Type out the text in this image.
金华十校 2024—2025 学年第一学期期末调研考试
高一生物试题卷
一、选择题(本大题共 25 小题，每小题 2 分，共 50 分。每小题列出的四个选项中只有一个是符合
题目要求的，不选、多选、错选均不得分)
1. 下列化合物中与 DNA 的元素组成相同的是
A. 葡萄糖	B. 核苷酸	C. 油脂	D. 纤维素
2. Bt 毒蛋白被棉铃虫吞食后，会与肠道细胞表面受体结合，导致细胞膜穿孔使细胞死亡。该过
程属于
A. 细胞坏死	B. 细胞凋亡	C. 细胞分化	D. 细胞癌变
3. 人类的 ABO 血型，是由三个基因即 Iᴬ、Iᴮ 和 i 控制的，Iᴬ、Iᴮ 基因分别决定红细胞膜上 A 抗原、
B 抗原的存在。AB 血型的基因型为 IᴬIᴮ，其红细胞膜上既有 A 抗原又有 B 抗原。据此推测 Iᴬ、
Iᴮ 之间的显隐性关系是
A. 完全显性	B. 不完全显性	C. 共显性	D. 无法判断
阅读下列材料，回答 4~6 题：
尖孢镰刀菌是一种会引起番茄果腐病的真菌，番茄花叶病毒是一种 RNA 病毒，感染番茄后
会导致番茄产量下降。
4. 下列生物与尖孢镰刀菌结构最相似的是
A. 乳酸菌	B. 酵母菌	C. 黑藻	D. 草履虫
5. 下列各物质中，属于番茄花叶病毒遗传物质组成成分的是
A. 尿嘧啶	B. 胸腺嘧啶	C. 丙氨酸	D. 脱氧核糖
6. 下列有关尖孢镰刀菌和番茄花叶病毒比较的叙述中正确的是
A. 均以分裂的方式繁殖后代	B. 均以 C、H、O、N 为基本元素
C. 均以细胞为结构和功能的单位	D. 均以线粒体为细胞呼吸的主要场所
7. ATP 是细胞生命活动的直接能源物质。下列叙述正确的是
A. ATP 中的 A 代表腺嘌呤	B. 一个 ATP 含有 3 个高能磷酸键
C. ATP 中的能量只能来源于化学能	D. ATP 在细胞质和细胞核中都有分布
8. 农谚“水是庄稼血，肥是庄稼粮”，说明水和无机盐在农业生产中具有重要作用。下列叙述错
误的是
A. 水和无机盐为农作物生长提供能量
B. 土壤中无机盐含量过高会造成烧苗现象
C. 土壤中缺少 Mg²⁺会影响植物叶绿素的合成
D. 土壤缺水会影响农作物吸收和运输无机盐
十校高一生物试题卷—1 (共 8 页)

__PROBLEM DESCRIPTION__. Transcribe all the entries, keeping each one exactly as it is.

__EXERCISE OUTPUT__.
Type out the text in this image.
金华十校 2024—2025 学年第一学期期末调研考试
高一生物试题卷
一、选择题(本大题共 25 小题，每小题 2 分，共 50 分。每小题列出的四个选项中只有一个是符合
题目要求的，不选、多选、错选均不得分)
1. 下列化合物中与 DNA 的元素组成相同的是
A. 葡萄糖	B. 核苷酸	C. 油脂	D. 纤维素
2. Bt 毒蛋白被棉铃虫吞食后，会与肠道细胞表面受体结合，导致细胞膜穿孔使细胞死亡。该过
程属于
A. 细胞坏死	B. 细胞凋亡	C. 细胞分化	D. 细胞癌变
3. 人类的 ABO 血型，是由三个基因即 Iᴬ、Iᴮ 和 i 控制的，Iᴬ、Iᴮ 基因分别决定红细胞膜上 A 抗原、
B 抗原的存在。AB 血型的基因型为 IᴬIᴮ，其红细胞膜上既有 A 抗原又有 B 抗原。据此推测 Iᴬ、
Iᴮ 之间的显隐性关系是
A. 完全显性	B. 不完全显性	C. 共显性	D. 无法判断
阅读下列材料，回答 4~6 题：
尖孢镰刀菌是一种会引起番茄果腐病的真菌，番茄花叶病毒是一种 RNA 病毒，感染番茄后
会导致番茄产量下降。
4. 下列生物与尖孢镰刀菌结构最相似的是
A. 乳酸菌	B. 酵母菌	C. 黑藻	D. 草履虫
5. 下列各物质中，属于番茄花叶病毒遗传物质组成成分的是
A. 尿嘧啶	B. 胸腺嘧啶	C. 丙氨酸	D. 脱氧核糖
6. 下列有关尖孢镰刀菌和番茄花叶病毒比较的叙述中正确的是
A. 均以分裂的方式繁殖后代	B. 均以 C、H、O、N 为基本元素
C. 均以细胞为结构和功能的单位	D. 均以线粒体为细胞呼吸的主要场所
7. ATP 是细胞生命活动的直接能源物质。下列叙述正确的是
A. ATP 中的 A 代表腺嘌呤	B. 一个 ATP 含有 3 个高能磷酸键
C. ATP 中的能量只能来源于化学能	D. ATP 在细胞质和细胞核中都有分布
8. 农谚“水是庄稼血，肥是庄稼粮”，说明水和无机盐在农业生产中具有重要作用。下列叙述错
误的是
A. 水和无机盐为农作物生长提供能量
B. 土壤中无机盐含量过高会造成烧苗现象
C. 土壤中缺少 Mg²⁺会影响植物叶绿素的合成
D. 土壤缺水会影响农作物吸收和运输无机盐
十校高一生物试题卷—1 (共 8 页)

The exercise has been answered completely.